- [Material provided]
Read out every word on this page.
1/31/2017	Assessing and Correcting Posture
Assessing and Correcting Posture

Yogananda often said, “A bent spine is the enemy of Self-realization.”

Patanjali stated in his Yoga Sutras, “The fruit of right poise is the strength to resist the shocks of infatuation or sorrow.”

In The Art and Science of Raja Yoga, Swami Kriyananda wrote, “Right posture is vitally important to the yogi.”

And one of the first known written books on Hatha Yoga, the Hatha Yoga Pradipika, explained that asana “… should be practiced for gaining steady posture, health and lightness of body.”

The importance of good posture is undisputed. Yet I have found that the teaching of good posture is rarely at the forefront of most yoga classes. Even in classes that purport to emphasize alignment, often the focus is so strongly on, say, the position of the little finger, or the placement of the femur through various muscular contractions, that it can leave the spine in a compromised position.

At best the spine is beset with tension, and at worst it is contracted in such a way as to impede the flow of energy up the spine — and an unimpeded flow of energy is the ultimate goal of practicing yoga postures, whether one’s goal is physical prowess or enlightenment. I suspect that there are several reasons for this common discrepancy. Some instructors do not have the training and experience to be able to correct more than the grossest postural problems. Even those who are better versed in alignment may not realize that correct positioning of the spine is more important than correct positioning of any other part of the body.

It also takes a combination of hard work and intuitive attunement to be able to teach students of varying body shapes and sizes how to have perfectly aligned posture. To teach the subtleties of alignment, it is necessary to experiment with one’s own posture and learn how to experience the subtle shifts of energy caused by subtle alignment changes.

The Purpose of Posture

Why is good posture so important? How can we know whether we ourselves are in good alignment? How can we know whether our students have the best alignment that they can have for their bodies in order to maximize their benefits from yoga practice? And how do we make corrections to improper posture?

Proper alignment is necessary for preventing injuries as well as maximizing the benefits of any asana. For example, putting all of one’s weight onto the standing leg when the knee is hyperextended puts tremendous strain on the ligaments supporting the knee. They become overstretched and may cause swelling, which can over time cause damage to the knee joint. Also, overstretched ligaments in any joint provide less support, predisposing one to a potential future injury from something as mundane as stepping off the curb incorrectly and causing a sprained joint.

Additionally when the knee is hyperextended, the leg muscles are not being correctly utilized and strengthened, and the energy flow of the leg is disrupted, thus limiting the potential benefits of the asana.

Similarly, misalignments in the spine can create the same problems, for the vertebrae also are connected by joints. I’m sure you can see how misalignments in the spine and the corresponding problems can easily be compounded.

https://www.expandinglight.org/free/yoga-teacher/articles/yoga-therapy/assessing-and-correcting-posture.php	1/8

--

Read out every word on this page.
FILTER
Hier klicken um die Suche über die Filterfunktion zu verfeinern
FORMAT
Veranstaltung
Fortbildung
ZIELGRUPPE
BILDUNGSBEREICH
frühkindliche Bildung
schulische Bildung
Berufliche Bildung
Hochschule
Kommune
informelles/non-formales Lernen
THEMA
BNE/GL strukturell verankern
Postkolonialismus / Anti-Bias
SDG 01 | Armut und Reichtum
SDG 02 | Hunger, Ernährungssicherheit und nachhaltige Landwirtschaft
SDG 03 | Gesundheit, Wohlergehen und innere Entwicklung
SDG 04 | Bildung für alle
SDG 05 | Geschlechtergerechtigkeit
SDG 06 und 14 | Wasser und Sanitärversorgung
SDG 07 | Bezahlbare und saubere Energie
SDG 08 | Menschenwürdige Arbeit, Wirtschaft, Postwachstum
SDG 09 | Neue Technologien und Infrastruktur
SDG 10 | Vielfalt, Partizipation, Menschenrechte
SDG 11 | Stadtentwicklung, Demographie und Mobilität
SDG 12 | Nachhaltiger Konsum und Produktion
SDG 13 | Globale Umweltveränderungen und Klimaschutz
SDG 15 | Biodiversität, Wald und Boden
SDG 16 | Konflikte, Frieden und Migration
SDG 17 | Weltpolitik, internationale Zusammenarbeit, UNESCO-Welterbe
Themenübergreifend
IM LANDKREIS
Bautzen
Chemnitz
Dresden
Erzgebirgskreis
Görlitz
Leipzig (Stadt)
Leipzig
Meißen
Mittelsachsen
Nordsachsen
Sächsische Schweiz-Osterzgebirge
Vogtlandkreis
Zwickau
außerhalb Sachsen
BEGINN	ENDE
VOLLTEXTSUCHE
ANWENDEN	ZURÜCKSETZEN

- [Given problem]
Give the number of lines in the material above that have the word "often" in them, and nothing more.

- [Exercise response]
2